- REQUEST
Reproduce every line of the entries below, swapping in "sparkline-chart" for each occurrence of "metric-sparkline" and changing nothing else. Omit the pictures from the output.
───── INFORMATION SUPPLIED ─────
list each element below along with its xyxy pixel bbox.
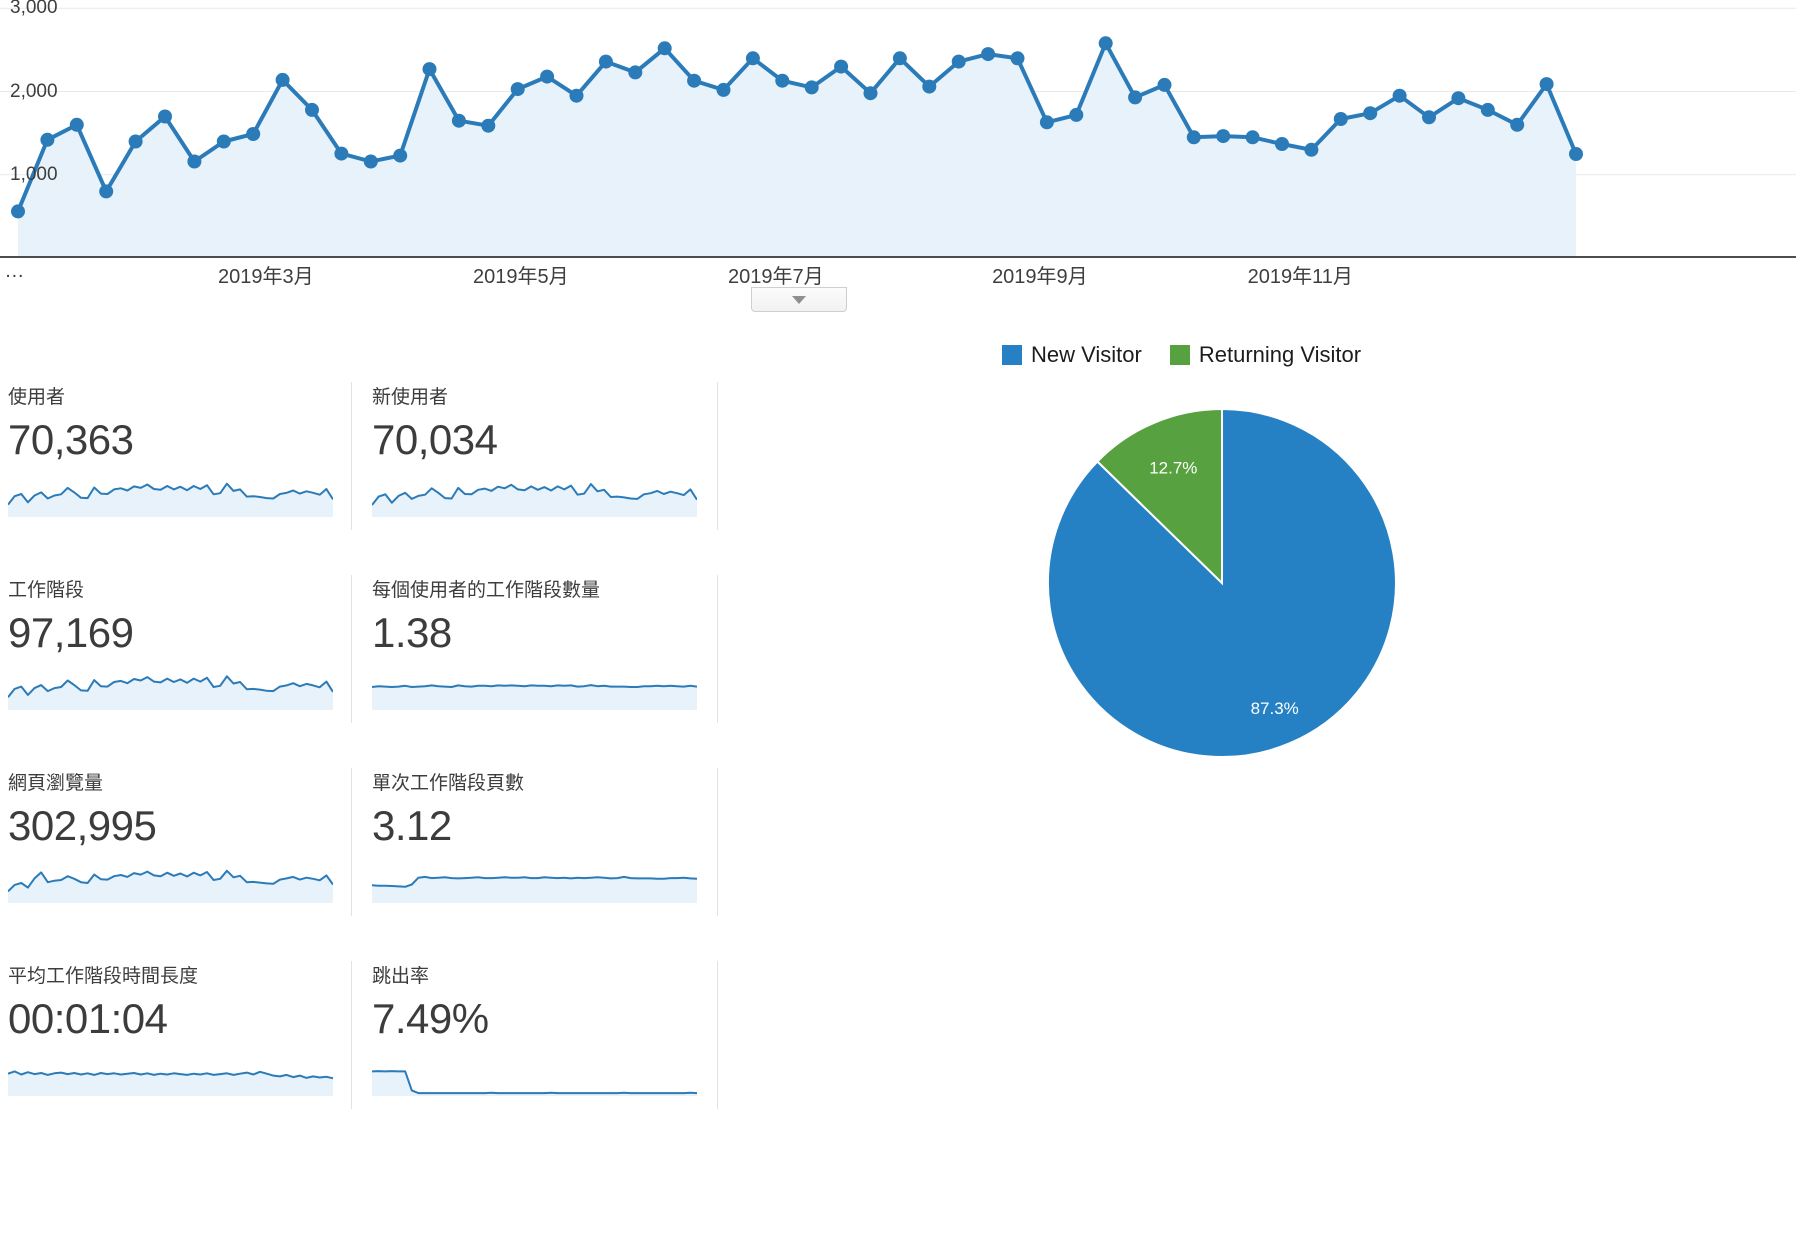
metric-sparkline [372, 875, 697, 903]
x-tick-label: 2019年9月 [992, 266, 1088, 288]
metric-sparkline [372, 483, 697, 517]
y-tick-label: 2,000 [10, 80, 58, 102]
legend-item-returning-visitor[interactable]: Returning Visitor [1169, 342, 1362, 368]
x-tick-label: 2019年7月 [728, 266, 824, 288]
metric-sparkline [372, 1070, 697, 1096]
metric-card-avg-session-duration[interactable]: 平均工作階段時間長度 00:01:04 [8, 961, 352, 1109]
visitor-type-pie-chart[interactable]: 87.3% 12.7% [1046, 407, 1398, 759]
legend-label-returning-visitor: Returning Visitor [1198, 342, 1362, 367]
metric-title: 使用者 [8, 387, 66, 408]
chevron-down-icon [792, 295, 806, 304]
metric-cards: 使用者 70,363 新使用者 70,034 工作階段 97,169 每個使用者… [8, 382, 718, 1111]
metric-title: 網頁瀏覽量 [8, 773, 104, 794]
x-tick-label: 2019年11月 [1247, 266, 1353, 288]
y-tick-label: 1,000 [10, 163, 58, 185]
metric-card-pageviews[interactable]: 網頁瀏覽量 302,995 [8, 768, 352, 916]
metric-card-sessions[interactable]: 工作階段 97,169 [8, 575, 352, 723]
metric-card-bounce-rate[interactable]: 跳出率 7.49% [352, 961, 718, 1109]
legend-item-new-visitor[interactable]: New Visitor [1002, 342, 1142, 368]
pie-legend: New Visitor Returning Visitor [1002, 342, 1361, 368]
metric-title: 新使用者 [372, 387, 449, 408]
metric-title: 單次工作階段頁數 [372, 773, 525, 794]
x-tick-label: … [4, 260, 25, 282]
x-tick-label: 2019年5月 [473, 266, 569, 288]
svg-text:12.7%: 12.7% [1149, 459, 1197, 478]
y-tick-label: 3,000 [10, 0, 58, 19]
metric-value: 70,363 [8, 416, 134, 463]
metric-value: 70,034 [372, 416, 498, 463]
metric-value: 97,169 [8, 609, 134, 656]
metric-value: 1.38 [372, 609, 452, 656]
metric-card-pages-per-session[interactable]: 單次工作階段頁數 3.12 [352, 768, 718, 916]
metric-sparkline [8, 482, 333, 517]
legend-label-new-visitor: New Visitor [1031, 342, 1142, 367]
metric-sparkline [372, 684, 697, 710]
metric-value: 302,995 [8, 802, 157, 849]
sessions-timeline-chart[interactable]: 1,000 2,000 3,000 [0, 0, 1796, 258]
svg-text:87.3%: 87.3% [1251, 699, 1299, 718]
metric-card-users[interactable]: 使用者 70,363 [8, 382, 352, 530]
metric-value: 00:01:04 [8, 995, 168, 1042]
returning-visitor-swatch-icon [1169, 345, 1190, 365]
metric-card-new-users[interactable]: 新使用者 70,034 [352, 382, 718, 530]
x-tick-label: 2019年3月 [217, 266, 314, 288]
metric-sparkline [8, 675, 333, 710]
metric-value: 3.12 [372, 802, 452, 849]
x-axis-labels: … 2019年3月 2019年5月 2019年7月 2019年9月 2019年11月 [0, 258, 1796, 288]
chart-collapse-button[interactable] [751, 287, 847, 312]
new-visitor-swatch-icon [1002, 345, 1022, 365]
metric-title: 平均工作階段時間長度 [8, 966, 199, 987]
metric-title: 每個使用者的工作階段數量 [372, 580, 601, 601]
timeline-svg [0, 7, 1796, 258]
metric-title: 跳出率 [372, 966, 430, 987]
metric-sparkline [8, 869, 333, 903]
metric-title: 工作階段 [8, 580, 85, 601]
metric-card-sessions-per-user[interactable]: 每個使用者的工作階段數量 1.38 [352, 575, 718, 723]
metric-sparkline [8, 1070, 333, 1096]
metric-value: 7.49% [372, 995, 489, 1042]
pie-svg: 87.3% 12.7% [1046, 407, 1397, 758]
─────
- EXERCISE RESPONSE
list each element below along with its xyxy pixel bbox.
sparkline-chart [372, 875, 697, 903]
x-tick-label: 2019年9月 [992, 266, 1088, 288]
sparkline-chart [372, 483, 697, 517]
y-tick-label: 2,000 [10, 80, 58, 102]
legend-item-returning-visitor[interactable]: Returning Visitor [1169, 342, 1362, 368]
x-tick-label: 2019年7月 [728, 266, 824, 288]
sparkline-chart [372, 1070, 697, 1096]
metric-card-avg-session-duration[interactable]: 平均工作階段時間長度 00:01:04 [8, 961, 352, 1109]
visitor-type-pie-chart[interactable]: 87.3% 12.7% [1046, 407, 1398, 759]
legend-label-returning-visitor: Returning Visitor [1198, 342, 1362, 367]
metric-title: 使用者 [8, 387, 66, 408]
chevron-down-icon [792, 295, 806, 304]
metric-cards: 使用者 70,363 新使用者 70,034 工作階段 97,169 每個使用者… [8, 382, 718, 1111]
metric-title: 網頁瀏覽量 [8, 773, 104, 794]
x-tick-label: 2019年11月 [1247, 266, 1353, 288]
y-tick-label: 1,000 [10, 163, 58, 185]
metric-card-pageviews[interactable]: 網頁瀏覽量 302,995 [8, 768, 352, 916]
metric-card-sessions[interactable]: 工作階段 97,169 [8, 575, 352, 723]
metric-card-bounce-rate[interactable]: 跳出率 7.49% [352, 961, 718, 1109]
legend-item-new-visitor[interactable]: New Visitor [1002, 342, 1142, 368]
pie-legend: New Visitor Returning Visitor [1002, 342, 1361, 368]
metric-title: 新使用者 [372, 387, 449, 408]
metric-title: 單次工作階段頁數 [372, 773, 525, 794]
x-tick-label: … [4, 260, 25, 282]
x-tick-label: 2019年5月 [473, 266, 569, 288]
svg-text:12.7%: 12.7% [1149, 459, 1197, 478]
y-tick-label: 3,000 [10, 0, 58, 19]
metric-value: 70,363 [8, 416, 134, 463]
metric-value: 70,034 [372, 416, 498, 463]
metric-value: 97,169 [8, 609, 134, 656]
metric-value: 1.38 [372, 609, 452, 656]
metric-card-pages-per-session[interactable]: 單次工作階段頁數 3.12 [352, 768, 718, 916]
sparkline-chart [8, 482, 333, 517]
legend-label-new-visitor: New Visitor [1031, 342, 1142, 367]
sparkline-chart [372, 684, 697, 710]
metric-value: 302,995 [8, 802, 157, 849]
sessions-timeline-chart[interactable]: 1,000 2,000 3,000 [0, 0, 1796, 258]
svg-text:87.3%: 87.3% [1251, 699, 1299, 718]
metric-card-users[interactable]: 使用者 70,363 [8, 382, 352, 530]
metric-value: 00:01:04 [8, 995, 168, 1042]
returning-visitor-swatch-icon [1169, 345, 1190, 365]
metric-card-new-users[interactable]: 新使用者 70,034 [352, 382, 718, 530]
x-tick-label: 2019年3月 [217, 266, 314, 288]
sparkline-chart [8, 675, 333, 710]
metric-value: 3.12 [372, 802, 452, 849]
x-axis-labels: … 2019年3月 2019年5月 2019年7月 2019年9月 2019年11月 [0, 258, 1796, 288]
chart-collapse-button[interactable] [751, 287, 847, 312]
new-visitor-swatch-icon [1002, 345, 1022, 365]
metric-title: 平均工作階段時間長度 [8, 966, 199, 987]
metric-title: 每個使用者的工作階段數量 [372, 580, 601, 601]
timeline-svg [0, 7, 1796, 258]
metric-title: 跳出率 [372, 966, 430, 987]
sparkline-chart [8, 869, 333, 903]
metric-title: 工作階段 [8, 580, 85, 601]
metric-card-sessions-per-user[interactable]: 每個使用者的工作階段數量 1.38 [352, 575, 718, 723]
sparkline-chart [8, 1070, 333, 1096]
metric-value: 7.49% [372, 995, 489, 1042]
pie-svg: 87.3% 12.7% [1046, 407, 1397, 758]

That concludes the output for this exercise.